**Task description**
Which lines below hold the word "jewlery"? Copy all of them.

**Provided entries**
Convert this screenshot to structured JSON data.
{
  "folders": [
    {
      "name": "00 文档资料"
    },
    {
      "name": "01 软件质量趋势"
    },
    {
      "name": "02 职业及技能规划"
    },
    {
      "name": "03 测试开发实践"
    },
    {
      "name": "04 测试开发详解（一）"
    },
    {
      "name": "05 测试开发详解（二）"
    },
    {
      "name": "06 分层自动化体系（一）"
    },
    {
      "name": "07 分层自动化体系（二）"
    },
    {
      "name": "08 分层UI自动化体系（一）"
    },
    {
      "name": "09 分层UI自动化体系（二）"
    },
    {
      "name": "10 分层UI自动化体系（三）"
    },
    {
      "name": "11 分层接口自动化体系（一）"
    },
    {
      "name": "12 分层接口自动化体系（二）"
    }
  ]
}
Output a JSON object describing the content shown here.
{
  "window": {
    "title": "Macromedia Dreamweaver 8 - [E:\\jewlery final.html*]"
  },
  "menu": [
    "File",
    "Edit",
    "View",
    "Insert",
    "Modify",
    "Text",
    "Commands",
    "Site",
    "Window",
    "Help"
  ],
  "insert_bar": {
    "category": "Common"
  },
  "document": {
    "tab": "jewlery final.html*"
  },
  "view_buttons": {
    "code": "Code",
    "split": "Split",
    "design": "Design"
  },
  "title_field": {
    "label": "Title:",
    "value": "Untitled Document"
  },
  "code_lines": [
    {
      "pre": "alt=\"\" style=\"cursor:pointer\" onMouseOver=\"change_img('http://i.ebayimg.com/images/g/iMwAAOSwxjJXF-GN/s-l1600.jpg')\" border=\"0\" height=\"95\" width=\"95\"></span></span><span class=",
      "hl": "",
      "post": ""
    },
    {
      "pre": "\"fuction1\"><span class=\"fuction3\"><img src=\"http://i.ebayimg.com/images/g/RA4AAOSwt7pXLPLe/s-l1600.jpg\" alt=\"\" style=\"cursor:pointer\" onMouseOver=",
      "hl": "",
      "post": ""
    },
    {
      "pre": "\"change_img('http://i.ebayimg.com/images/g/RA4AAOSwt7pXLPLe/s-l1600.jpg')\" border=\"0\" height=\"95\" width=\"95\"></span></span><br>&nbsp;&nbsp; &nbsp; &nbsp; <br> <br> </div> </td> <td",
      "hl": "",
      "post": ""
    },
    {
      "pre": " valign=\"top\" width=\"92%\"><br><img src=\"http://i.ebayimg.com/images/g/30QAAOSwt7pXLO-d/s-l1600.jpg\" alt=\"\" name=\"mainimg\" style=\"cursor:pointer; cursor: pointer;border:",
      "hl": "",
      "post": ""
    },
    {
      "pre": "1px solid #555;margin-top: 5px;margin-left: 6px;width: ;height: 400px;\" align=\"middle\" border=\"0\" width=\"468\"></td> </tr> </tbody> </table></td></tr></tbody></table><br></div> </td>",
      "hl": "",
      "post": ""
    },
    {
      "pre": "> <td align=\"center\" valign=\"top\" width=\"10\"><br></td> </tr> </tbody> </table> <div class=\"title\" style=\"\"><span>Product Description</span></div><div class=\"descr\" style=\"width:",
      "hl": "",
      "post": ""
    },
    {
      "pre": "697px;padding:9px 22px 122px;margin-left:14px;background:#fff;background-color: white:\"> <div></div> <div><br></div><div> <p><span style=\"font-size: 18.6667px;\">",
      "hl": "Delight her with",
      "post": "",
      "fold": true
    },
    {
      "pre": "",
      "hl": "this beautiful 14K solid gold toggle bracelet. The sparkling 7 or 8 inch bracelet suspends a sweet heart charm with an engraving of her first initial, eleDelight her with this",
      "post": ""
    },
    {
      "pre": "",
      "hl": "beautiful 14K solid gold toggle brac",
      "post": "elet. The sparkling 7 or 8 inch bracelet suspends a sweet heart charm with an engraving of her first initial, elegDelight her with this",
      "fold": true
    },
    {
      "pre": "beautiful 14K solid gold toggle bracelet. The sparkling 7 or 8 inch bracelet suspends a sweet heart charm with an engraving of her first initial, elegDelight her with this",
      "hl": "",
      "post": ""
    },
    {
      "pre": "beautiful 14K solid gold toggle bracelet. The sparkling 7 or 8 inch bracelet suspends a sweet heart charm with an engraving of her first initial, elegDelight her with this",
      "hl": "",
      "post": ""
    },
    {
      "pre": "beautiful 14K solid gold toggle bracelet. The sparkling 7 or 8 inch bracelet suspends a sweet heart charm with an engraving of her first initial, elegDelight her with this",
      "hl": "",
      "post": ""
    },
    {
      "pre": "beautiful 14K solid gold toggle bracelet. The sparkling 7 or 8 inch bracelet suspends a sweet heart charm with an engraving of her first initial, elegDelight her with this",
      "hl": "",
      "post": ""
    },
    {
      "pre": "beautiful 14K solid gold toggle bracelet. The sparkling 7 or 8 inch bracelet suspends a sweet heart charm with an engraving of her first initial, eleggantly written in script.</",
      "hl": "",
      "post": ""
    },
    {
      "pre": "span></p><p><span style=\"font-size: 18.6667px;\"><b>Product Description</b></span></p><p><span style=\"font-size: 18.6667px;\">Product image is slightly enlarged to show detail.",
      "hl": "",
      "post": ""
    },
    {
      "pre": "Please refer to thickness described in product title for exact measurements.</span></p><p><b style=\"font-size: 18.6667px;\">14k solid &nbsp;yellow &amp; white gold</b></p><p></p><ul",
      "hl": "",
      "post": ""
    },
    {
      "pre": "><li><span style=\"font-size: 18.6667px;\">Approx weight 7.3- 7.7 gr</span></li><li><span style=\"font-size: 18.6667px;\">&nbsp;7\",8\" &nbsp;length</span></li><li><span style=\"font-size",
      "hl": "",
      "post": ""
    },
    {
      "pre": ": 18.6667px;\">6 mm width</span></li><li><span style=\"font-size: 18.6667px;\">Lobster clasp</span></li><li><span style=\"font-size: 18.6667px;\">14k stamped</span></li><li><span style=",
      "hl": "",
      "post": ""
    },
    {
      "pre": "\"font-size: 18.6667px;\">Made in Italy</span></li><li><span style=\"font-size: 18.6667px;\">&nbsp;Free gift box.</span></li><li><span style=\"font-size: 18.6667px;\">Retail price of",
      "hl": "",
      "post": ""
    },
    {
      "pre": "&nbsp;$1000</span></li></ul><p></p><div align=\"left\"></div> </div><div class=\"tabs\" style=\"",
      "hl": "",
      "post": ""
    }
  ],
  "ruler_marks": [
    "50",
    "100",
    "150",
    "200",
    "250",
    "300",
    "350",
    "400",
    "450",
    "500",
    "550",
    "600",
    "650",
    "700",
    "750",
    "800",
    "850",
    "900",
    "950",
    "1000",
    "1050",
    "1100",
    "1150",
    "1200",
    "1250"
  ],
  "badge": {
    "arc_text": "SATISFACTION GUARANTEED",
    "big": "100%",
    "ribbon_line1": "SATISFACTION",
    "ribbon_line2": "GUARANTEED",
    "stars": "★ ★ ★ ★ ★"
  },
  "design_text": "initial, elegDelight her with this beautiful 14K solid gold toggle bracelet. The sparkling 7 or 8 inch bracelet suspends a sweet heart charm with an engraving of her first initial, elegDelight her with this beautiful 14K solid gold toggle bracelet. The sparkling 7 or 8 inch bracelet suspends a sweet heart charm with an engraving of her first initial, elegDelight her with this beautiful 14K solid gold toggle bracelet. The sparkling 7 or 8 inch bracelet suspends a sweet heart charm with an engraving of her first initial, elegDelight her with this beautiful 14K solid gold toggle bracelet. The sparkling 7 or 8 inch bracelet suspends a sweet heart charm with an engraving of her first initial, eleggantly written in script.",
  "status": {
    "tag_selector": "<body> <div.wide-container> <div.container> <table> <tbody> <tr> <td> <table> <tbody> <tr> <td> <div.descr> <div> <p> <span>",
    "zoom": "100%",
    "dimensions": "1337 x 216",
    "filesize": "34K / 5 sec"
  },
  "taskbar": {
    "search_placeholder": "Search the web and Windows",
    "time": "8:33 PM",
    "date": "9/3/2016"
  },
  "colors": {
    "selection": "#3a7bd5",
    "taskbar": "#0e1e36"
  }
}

**Solution for this task**
    "title": "Macromedia Dreamweaver 8 - [E:\\jewlery final.html*]"
    "tab": "jewlery final.html*"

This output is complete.